▸ DOCUMENT:
((
How can I maximise model reproducibility?#

Contributor(s): Kew Wai Marn, AI Engineer

Model reproducibilty#

Reproducible models are important because they allow independent practitioners to achieve the same results, which improves communication and collaboration. Furthermore, reproducible models are less error-prone and more reliable.

Apart from ensuring reproducibilty in the data and the code of the ML system, you would need to check your model logic as well. Assuming you have the same training code, and the same training data, you should be able to produce the same model.

Model reproducibility checklist#

If you have the same training code, and the same training data, but you are not able to produce the same model, below are several things you should check to ensure reproducibility of your model. The main goal is to reduce non-deterministic behaviour in ML modelling as much as possible.

1. Model tests#

Apart from testing code, you should test your model as well. Below are several things to test your model for.

a. API calls#

One of the things you can test is to test the API calls. As ML frameworks and libraries are constantly getting upgraded, you need to make sure the API calls are working as expected. Write unit tests with random input data running through the API call (ie. a single step of gradient descent).

To reduce the risk of API calls breaking, you can version the libraries used; eg. create a software enviroment with specific and static dependency versions recorded in a requirements file.

b. Algorithmic correctness#

Other than testing the API calls, you should make sure your model’s performance is not due to luck.

To check for algorithmic correctness you can:

  • Verify that the loss decreases with increasing training iterations.

  • Verify that without regularization, the training loss is low enough. If your model is complex enough, it will capture information from the training data.

  • Test specific subcomputations of your algorithm. (e.g. test that neural network weights are updated with every pass).

c. Test that model is stable#

A stable model would be reproducible as it produces consistent results. When training a neural network, your weights and layer outputs should not be NaN or Inf. A given layer should also not return zeroes for more than half of its outputs. Write tests to check for NaN and Inf values in your weights and layer outputs.
))
▸ DIRECTIVE:
Please write out, word for word, the part of the model reproducibility text between "Apart from ensuring" and "much as possible.", inclusive.

▸ SUPPLIED MATERIAL:
((
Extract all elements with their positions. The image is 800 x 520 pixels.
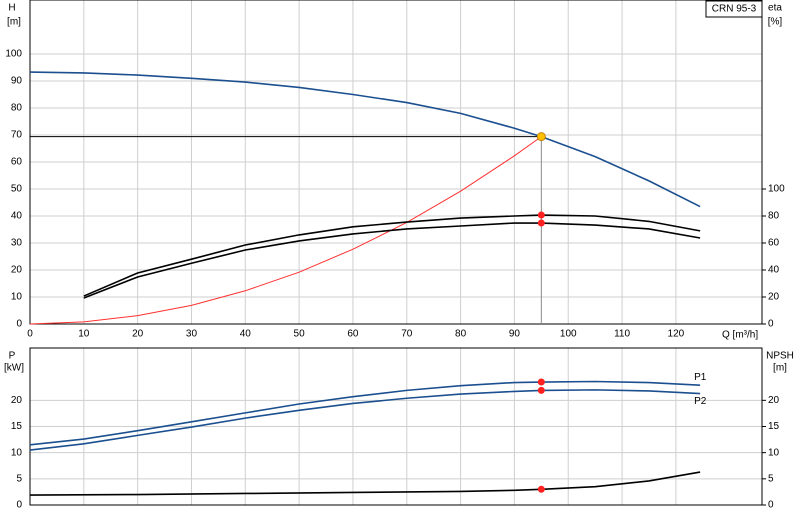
))
▸ ANSWER BELOW:
Apart from ensuring reproducibilty in the data and the code of the ML system, you would need to check your model logic as well. Assuming you have the same training code, and the same training data, you should be able to produce the same model.

Model reproducibility checklist#

If you have the same training code, and the same training data, but you are not able to produce the same model, below are several things you should check to ensure reproducibility of your model. The main goal is to reduce non-deterministic behaviour in ML modelling as much as possible.